### [Aim of the exercise]
Give the number of lines in the listing that hold the word "Moderate". Write nothing but that number.

### [Given data]
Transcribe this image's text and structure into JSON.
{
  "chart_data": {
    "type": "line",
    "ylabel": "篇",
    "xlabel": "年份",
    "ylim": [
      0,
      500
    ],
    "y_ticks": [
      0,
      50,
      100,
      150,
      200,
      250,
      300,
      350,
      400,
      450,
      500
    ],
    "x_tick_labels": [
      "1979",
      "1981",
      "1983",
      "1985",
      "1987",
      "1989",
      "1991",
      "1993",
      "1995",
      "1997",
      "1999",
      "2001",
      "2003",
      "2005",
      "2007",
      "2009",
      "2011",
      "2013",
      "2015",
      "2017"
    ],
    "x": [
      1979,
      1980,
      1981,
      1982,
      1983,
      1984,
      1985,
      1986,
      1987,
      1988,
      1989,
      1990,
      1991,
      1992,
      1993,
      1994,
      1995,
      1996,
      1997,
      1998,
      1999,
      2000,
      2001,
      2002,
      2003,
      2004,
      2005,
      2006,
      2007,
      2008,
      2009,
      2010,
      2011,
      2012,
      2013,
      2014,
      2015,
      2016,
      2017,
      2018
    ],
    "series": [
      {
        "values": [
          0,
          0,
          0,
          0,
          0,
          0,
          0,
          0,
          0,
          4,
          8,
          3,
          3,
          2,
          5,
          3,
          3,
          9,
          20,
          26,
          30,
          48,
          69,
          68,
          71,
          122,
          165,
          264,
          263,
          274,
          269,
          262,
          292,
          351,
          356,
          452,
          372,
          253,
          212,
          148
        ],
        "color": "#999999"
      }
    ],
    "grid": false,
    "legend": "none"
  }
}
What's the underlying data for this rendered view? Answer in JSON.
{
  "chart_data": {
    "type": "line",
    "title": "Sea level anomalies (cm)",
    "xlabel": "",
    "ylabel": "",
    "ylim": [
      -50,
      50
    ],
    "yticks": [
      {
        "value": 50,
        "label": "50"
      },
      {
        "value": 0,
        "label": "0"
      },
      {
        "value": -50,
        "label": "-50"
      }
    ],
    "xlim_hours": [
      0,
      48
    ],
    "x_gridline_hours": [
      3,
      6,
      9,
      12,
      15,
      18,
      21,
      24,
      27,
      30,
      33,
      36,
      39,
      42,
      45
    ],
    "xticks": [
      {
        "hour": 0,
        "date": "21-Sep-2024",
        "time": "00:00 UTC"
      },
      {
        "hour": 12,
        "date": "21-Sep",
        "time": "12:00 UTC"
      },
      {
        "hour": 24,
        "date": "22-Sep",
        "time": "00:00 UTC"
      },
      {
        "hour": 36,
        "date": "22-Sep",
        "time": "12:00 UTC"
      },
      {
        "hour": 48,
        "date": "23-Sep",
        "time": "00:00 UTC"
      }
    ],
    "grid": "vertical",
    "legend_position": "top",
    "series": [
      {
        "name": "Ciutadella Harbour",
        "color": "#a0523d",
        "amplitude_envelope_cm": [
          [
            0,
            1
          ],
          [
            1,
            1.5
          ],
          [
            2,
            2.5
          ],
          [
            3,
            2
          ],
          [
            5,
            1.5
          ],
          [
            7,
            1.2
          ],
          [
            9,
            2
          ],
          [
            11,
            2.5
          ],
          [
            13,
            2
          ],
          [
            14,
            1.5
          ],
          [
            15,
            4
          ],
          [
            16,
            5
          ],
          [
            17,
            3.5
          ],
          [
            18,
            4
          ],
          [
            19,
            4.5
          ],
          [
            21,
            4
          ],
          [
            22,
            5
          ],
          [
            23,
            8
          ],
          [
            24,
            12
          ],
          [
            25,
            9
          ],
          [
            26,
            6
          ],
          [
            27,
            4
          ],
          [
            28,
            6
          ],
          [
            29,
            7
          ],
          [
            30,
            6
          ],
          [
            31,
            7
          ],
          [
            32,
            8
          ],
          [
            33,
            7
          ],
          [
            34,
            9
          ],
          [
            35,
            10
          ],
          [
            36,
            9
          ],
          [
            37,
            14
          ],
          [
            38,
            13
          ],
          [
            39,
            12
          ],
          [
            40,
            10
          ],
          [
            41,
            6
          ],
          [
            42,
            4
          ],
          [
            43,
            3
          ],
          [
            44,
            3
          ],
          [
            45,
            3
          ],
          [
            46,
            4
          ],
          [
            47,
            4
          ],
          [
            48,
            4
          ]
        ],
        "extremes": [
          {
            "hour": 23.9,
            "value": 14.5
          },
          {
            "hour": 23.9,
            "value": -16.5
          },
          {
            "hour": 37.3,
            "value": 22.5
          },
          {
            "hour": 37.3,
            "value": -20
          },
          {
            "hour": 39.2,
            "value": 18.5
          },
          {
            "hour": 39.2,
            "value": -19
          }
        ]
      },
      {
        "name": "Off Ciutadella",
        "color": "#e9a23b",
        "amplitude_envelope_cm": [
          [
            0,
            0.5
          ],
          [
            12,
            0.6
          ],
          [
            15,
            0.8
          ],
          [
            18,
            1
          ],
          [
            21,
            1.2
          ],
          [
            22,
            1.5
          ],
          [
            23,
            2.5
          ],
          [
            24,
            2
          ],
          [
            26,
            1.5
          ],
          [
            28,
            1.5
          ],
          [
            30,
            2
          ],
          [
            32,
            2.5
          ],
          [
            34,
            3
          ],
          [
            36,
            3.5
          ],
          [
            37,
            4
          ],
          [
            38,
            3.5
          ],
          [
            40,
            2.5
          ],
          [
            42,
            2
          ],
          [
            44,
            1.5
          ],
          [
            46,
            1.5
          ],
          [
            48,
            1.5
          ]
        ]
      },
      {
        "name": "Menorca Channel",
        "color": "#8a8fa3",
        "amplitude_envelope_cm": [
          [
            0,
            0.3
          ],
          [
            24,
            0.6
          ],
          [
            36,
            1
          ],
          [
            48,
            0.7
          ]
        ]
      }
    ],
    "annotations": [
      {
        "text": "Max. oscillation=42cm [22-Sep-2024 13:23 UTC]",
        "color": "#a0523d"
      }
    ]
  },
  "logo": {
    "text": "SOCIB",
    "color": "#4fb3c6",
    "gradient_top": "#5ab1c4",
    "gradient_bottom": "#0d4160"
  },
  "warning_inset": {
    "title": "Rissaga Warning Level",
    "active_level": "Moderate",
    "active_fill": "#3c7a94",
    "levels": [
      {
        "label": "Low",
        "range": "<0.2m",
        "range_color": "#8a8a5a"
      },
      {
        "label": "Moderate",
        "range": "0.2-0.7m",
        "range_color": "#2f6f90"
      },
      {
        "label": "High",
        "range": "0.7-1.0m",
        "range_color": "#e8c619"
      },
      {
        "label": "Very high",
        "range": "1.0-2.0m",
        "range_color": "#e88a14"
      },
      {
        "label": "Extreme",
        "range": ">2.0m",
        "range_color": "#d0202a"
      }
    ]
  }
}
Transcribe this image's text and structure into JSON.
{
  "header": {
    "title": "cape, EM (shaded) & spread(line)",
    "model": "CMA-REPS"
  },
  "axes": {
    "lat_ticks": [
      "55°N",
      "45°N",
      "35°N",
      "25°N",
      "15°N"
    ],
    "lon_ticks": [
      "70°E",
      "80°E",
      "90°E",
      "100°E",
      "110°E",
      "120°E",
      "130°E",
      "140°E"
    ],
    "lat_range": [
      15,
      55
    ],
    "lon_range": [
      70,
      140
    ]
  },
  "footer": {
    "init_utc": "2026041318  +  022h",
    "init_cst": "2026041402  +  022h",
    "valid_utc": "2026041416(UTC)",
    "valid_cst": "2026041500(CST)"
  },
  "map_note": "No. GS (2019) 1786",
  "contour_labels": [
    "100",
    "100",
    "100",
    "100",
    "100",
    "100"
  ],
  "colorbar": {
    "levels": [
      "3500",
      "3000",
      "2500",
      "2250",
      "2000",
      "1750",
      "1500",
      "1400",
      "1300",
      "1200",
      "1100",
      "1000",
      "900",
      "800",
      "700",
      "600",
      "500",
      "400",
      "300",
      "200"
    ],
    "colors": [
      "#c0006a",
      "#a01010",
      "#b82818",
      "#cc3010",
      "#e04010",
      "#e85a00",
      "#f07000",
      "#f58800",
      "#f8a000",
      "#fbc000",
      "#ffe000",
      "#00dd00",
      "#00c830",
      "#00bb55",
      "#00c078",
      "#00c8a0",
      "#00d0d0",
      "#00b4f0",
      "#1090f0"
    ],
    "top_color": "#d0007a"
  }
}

### [Answer for the task]
2